What is required
Look through the data below and report how many lines include "JSON". Only the number should be given.

:: Record set

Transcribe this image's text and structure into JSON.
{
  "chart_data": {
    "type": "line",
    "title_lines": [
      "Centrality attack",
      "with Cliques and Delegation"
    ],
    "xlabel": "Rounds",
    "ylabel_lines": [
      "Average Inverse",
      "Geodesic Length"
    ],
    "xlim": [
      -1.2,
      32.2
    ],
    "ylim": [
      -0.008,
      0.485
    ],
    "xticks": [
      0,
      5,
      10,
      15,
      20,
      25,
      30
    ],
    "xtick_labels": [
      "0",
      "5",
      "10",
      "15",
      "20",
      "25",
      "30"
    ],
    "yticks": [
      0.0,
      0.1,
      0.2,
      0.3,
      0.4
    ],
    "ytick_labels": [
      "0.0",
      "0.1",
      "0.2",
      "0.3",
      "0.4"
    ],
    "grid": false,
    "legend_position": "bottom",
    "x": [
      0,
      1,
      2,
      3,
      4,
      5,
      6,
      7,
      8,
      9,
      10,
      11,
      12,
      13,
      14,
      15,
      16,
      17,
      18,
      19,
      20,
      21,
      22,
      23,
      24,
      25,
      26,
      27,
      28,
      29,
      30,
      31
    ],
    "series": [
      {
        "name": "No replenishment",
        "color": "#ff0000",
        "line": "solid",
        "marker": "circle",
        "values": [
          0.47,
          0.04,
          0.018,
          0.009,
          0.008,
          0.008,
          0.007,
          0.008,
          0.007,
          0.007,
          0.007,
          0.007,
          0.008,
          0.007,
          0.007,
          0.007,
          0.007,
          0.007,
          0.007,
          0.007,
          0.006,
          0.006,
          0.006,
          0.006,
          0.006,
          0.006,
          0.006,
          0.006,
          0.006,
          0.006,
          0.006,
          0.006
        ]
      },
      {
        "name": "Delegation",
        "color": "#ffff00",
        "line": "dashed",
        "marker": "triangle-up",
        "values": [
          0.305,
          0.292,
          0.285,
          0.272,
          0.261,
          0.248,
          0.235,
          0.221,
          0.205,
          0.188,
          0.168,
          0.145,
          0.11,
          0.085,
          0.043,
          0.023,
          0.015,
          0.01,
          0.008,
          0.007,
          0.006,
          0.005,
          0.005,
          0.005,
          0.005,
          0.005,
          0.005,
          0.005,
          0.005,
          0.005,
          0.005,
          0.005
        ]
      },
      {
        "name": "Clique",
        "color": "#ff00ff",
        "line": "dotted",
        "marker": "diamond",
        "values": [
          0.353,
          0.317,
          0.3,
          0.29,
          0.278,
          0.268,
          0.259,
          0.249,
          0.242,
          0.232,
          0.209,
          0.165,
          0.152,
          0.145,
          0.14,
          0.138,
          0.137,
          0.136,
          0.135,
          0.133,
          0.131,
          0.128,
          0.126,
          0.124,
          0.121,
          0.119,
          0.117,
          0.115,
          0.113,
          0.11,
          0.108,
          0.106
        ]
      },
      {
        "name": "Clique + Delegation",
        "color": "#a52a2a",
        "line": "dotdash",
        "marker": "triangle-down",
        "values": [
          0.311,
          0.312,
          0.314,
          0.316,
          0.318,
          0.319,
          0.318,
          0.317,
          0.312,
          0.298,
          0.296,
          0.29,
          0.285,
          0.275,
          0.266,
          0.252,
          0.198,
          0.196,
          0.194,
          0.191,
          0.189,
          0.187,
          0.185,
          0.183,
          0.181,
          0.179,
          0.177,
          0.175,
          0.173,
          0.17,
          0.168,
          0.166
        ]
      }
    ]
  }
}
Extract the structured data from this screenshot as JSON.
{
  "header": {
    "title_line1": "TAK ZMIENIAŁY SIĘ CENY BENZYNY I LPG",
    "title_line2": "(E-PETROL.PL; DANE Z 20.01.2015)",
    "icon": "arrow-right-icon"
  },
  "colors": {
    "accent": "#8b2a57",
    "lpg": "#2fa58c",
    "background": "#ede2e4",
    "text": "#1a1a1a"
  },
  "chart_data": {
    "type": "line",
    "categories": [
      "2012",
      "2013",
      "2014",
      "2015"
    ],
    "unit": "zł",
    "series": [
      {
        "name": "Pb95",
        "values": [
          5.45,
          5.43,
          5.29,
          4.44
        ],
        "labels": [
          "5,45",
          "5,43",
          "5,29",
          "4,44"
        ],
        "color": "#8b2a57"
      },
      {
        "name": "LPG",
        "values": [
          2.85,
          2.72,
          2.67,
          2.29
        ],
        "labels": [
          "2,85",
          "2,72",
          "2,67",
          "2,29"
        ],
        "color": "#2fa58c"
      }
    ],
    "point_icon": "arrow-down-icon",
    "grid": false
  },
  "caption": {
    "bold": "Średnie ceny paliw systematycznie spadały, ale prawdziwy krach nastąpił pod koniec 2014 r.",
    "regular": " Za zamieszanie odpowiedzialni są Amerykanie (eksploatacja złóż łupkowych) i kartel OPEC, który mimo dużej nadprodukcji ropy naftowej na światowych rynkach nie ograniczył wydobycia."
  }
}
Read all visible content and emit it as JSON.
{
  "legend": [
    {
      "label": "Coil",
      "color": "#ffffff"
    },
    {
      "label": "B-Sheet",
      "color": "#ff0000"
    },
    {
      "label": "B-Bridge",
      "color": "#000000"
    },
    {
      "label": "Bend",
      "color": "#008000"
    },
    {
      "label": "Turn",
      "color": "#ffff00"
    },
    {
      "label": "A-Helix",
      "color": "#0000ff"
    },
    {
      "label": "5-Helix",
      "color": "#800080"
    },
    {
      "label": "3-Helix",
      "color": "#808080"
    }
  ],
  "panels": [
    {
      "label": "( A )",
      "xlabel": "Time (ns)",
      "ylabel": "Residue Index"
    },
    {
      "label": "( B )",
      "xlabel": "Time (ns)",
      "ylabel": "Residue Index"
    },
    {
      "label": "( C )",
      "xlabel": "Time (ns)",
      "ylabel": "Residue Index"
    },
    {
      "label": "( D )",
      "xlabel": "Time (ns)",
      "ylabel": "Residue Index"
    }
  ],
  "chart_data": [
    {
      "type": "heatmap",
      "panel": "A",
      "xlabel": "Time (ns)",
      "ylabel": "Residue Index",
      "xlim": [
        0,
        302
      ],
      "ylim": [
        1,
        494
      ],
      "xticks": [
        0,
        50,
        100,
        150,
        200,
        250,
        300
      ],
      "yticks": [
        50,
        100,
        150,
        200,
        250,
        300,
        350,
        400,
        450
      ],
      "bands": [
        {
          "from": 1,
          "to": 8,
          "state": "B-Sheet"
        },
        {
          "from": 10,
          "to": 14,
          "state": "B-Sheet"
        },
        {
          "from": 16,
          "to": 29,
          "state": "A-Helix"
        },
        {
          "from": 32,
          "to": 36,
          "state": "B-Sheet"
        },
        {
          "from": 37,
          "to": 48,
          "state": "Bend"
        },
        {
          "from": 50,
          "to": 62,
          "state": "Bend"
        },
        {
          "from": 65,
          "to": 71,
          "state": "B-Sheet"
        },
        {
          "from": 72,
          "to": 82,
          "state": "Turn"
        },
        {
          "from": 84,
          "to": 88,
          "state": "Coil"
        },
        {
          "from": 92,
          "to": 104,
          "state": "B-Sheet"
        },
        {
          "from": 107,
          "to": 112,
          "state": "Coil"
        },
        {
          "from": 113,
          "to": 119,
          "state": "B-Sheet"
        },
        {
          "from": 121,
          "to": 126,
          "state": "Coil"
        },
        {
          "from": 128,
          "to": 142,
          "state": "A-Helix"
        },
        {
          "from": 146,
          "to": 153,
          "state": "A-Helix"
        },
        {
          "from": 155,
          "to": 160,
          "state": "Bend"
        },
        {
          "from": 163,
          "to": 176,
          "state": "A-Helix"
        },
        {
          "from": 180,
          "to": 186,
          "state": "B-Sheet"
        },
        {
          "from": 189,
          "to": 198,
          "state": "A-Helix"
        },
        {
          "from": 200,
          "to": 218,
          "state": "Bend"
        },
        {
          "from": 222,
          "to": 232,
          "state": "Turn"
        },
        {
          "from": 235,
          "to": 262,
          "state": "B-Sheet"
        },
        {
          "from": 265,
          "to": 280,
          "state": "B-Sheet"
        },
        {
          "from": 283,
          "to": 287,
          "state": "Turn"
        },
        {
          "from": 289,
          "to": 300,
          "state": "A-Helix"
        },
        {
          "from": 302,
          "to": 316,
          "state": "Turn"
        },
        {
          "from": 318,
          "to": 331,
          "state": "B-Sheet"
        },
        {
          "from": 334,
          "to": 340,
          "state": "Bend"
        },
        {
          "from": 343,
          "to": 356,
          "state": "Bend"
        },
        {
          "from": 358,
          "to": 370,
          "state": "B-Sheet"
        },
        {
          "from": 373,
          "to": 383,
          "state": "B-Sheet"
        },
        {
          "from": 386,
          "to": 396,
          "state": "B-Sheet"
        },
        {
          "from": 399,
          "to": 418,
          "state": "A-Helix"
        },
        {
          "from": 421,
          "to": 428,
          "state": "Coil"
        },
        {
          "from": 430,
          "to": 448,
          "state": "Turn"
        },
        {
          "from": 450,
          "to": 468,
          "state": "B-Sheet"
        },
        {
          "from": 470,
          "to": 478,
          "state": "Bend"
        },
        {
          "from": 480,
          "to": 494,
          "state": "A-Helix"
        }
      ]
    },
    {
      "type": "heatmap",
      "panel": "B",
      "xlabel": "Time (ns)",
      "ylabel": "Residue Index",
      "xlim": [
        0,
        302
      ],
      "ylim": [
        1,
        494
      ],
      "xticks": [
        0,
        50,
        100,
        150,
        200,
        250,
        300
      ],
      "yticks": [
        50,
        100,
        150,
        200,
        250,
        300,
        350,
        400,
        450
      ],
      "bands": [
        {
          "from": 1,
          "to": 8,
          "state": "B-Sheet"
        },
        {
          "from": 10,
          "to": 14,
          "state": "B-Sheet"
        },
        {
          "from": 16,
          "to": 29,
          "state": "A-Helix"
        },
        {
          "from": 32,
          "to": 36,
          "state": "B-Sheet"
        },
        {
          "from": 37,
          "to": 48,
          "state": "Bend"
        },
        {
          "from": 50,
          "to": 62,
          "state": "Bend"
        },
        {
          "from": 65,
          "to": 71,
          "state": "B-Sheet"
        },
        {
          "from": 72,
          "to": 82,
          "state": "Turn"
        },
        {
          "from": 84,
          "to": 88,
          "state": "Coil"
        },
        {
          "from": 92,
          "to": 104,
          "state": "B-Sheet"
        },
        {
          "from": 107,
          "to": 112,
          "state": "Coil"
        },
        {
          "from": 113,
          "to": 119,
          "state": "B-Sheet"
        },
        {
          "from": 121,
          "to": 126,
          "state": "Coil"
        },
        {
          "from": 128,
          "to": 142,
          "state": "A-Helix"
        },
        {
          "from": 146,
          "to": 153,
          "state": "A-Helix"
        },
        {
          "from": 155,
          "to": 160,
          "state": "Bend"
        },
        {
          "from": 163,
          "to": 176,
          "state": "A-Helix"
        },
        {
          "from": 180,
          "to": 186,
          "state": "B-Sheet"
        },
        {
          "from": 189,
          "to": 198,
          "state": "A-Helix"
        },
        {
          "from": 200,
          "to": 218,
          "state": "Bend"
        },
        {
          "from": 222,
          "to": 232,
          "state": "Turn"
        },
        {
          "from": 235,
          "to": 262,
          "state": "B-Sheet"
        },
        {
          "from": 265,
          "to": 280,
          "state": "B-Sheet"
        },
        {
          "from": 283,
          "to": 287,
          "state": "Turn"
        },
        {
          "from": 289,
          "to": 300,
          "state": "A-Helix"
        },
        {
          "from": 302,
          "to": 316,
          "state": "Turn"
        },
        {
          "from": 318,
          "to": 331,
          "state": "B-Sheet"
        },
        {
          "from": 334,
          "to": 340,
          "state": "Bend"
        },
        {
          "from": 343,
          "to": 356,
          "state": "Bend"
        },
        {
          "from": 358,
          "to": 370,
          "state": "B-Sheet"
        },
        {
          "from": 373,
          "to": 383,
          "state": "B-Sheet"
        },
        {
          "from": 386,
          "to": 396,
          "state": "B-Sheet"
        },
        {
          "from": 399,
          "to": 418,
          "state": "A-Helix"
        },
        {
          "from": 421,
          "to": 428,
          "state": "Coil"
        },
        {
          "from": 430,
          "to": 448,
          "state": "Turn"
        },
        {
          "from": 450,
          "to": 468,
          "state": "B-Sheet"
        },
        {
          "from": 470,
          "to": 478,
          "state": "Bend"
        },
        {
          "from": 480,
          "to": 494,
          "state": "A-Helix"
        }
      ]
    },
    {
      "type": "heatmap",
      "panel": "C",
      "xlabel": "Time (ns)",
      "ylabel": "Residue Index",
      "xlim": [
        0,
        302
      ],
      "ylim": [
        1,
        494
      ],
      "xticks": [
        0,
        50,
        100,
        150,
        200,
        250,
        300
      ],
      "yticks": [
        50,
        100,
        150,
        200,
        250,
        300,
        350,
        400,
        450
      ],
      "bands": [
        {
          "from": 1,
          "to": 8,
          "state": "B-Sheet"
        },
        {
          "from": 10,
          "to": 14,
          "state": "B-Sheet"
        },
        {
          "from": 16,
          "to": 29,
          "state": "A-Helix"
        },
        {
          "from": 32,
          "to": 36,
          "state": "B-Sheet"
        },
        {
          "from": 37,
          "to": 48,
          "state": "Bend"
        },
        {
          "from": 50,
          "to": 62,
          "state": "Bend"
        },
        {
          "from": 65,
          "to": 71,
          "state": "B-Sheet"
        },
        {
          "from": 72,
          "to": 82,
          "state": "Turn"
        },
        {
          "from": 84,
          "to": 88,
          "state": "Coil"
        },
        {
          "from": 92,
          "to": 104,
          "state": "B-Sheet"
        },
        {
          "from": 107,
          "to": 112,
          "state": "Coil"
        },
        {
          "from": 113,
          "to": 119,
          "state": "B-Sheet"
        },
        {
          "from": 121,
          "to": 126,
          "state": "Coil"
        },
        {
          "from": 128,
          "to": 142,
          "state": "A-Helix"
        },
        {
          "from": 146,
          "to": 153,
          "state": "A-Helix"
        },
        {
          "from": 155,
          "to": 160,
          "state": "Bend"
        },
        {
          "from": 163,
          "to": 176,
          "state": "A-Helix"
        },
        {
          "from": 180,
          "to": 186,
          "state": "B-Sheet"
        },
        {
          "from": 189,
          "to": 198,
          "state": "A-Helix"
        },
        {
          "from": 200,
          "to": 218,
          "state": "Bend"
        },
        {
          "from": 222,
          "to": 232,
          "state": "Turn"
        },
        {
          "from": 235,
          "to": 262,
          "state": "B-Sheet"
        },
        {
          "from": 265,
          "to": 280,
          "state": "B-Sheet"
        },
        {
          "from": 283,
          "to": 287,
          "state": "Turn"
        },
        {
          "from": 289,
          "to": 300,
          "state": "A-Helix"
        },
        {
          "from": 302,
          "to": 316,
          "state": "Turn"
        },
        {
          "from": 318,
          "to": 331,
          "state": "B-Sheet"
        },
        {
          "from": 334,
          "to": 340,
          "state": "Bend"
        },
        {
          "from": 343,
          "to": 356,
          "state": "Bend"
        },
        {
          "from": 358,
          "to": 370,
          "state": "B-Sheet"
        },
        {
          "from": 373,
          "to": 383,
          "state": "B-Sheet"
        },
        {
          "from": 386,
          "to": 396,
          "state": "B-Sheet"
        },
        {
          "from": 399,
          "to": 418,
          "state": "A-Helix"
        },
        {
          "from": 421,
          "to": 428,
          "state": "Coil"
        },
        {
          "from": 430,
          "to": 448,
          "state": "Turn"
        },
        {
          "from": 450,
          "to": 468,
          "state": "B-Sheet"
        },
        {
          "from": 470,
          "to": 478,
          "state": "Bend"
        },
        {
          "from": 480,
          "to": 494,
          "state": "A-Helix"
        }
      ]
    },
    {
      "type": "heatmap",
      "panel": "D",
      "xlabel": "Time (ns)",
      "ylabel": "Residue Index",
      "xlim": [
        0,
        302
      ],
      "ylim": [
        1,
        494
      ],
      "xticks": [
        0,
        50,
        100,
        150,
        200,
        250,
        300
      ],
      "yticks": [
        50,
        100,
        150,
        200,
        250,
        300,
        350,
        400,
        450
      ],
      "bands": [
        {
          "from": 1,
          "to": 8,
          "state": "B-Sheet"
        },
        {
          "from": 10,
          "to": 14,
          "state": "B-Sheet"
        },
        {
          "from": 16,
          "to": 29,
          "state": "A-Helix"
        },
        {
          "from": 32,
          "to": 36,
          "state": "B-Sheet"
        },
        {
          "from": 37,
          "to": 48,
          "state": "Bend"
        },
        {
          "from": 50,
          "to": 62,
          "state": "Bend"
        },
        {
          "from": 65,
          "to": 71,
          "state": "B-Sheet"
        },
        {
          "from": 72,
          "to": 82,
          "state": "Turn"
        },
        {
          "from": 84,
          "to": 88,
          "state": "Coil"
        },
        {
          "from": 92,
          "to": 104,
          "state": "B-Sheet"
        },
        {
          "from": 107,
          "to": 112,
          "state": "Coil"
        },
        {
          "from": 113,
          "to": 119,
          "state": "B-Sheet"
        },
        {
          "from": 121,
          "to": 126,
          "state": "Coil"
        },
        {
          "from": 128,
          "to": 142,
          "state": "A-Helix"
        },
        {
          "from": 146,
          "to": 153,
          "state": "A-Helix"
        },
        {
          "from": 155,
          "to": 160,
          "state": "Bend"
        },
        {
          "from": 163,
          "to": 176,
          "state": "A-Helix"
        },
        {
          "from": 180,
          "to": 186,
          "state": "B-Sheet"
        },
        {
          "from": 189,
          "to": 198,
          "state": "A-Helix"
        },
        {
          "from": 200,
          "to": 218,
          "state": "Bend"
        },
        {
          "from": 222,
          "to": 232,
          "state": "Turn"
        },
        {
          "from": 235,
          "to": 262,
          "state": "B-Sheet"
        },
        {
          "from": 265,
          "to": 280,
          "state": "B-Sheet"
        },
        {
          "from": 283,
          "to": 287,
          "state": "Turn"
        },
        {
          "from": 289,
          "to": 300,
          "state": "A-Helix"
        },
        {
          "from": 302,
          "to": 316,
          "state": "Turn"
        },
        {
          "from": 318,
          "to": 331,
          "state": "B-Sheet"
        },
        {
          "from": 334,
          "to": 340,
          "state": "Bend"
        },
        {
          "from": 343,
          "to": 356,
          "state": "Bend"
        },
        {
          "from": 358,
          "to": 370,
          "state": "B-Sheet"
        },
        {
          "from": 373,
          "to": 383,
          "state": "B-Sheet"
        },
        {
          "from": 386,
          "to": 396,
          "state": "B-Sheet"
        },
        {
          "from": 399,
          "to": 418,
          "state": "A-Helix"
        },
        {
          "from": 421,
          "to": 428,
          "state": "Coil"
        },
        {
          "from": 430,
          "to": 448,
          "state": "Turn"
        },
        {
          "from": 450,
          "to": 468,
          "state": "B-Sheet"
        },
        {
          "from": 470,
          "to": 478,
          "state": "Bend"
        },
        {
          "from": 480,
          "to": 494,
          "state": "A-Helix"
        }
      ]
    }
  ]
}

::::

Exercise output
3